**What needs to be done:**
Count every line of the material that holds the string "vercel". Respond with the total only.

....

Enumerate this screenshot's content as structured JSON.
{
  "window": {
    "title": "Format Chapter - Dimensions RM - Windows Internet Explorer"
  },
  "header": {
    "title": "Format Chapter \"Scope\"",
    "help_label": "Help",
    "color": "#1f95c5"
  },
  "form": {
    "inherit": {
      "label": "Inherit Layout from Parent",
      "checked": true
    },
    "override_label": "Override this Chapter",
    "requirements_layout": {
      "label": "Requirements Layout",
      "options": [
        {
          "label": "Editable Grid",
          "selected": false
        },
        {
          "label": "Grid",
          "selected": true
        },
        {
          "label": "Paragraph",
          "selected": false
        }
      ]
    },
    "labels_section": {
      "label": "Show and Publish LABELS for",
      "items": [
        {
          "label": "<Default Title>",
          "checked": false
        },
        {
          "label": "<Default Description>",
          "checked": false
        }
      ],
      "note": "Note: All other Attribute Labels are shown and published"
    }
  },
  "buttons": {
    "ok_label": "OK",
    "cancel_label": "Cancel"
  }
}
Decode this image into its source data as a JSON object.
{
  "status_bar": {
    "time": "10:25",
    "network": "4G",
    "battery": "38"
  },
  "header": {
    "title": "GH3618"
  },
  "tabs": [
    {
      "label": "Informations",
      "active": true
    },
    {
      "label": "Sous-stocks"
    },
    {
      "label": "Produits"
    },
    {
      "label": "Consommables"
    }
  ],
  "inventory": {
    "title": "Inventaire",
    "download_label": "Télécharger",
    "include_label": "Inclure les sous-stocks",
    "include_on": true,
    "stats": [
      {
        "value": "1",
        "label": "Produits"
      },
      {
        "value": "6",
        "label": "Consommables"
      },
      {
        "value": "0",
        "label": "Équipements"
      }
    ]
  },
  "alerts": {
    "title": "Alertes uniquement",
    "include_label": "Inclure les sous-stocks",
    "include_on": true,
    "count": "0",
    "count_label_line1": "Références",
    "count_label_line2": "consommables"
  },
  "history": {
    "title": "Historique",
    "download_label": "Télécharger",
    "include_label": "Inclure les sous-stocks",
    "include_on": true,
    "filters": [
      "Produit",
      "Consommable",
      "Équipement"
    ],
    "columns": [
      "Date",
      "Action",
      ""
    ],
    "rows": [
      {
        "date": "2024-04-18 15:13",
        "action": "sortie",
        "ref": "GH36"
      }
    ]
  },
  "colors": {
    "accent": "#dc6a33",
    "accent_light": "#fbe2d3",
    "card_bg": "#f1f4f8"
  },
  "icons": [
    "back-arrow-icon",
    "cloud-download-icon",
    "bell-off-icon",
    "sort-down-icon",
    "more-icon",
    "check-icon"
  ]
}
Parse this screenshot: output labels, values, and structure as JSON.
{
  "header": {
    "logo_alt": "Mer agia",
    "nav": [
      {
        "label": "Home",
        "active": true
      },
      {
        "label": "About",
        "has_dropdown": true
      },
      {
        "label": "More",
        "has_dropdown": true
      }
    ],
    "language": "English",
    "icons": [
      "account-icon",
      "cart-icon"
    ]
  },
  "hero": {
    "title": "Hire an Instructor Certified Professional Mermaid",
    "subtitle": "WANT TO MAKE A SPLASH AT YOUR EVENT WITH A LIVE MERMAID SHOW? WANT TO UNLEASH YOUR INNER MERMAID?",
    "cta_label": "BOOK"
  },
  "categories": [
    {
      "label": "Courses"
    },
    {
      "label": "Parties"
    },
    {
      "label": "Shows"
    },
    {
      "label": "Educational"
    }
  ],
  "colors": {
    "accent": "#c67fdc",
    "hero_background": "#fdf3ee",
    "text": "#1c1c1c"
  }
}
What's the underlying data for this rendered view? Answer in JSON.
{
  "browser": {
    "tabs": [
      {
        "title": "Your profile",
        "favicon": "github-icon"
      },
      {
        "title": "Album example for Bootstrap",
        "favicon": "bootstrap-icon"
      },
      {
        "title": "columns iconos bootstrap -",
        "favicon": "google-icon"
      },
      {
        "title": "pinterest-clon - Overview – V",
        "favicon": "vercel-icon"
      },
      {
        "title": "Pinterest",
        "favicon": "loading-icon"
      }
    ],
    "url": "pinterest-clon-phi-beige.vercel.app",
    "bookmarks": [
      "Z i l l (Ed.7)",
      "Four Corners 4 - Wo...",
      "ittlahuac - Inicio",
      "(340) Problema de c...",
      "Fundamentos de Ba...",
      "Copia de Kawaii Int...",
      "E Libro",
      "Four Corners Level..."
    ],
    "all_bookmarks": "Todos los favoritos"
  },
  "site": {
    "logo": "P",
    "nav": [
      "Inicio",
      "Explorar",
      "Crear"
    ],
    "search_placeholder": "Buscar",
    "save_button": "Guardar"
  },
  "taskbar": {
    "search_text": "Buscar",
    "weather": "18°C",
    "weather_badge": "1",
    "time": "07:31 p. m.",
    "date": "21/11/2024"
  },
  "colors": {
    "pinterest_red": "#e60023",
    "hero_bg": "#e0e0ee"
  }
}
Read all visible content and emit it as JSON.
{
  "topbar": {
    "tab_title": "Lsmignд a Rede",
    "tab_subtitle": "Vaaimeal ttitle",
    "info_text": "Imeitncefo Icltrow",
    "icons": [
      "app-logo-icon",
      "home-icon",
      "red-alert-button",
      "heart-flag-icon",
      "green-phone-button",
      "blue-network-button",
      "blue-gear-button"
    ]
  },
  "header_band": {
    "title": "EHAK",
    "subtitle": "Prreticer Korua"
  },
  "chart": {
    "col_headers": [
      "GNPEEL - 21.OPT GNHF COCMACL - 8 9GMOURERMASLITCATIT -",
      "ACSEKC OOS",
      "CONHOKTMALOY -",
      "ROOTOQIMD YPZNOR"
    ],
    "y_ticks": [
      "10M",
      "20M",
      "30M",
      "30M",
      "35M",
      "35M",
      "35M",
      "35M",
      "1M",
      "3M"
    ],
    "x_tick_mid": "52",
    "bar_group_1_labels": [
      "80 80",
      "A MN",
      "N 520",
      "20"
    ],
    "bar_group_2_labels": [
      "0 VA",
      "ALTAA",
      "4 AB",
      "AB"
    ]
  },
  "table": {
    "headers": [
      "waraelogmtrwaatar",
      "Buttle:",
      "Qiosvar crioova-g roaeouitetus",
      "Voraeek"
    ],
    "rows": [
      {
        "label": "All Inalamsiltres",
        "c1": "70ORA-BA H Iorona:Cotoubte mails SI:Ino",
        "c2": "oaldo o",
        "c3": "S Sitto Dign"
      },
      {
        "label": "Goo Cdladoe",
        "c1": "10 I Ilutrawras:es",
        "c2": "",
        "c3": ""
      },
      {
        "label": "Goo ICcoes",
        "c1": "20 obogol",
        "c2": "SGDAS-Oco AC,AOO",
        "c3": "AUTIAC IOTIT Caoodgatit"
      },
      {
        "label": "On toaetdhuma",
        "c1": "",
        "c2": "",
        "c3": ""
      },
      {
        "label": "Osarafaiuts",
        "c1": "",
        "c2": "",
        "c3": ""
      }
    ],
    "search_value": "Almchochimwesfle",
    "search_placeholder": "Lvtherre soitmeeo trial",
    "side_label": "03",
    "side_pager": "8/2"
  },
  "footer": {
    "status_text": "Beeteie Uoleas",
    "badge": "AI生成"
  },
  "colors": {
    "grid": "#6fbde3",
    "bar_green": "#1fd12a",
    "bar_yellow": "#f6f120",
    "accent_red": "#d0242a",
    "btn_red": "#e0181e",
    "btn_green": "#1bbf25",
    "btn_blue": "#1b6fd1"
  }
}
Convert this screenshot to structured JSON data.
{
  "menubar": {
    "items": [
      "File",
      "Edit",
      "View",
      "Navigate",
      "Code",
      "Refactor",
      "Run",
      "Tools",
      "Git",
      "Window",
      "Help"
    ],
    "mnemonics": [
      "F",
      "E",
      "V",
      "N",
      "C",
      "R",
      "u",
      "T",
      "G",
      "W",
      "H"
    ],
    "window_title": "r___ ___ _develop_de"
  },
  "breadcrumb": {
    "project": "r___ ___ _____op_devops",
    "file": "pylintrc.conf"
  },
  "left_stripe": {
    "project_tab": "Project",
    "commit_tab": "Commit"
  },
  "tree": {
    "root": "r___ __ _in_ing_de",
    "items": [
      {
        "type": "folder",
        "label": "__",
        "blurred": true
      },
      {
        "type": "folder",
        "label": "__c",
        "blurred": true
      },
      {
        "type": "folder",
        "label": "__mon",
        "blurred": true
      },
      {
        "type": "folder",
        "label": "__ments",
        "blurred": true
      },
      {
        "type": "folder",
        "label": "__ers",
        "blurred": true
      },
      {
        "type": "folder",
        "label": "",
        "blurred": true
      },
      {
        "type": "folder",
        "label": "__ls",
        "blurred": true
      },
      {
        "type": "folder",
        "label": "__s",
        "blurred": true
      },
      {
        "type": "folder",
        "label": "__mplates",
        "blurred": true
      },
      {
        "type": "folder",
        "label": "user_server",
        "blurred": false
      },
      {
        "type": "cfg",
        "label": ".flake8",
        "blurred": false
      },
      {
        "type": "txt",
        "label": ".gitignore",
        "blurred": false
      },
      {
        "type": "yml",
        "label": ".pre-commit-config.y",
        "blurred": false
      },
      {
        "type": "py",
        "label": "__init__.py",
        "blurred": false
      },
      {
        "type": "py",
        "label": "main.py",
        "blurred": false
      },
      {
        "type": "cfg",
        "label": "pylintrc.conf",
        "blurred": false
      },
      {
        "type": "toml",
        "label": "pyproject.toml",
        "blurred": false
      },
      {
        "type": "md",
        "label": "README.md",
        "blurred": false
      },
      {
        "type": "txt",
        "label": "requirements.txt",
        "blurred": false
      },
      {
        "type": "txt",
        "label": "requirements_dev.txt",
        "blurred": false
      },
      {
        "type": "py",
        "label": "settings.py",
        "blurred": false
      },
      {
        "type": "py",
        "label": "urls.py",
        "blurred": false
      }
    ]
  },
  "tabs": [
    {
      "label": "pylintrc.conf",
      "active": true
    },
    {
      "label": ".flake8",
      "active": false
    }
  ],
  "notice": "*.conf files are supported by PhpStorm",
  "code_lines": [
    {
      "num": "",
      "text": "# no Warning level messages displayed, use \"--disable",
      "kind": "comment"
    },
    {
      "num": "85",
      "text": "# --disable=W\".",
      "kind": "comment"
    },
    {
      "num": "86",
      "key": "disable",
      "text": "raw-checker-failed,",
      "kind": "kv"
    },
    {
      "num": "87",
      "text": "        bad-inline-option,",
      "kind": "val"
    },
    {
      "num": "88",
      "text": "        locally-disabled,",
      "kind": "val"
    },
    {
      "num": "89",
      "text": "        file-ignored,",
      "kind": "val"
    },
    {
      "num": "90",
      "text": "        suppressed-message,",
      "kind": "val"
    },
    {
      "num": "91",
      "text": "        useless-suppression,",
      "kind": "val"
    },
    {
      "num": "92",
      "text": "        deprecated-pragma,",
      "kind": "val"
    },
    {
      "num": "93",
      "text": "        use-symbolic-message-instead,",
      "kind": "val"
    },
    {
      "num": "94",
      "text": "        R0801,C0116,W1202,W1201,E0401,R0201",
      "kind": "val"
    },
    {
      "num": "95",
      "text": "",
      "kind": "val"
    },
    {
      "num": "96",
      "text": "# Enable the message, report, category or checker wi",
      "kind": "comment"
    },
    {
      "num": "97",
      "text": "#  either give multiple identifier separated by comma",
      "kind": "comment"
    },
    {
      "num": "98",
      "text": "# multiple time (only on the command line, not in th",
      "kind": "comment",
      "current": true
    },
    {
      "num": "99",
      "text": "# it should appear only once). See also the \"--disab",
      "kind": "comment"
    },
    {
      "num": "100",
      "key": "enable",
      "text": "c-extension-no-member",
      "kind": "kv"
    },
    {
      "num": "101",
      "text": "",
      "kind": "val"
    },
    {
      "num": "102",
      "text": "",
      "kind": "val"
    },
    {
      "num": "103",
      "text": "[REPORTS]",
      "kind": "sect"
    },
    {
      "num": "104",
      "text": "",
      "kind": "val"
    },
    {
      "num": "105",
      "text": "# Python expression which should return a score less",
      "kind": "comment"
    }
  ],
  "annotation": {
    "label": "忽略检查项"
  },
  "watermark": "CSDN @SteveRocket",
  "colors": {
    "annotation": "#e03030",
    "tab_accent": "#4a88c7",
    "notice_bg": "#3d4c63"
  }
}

....

**Exercise answer:**
2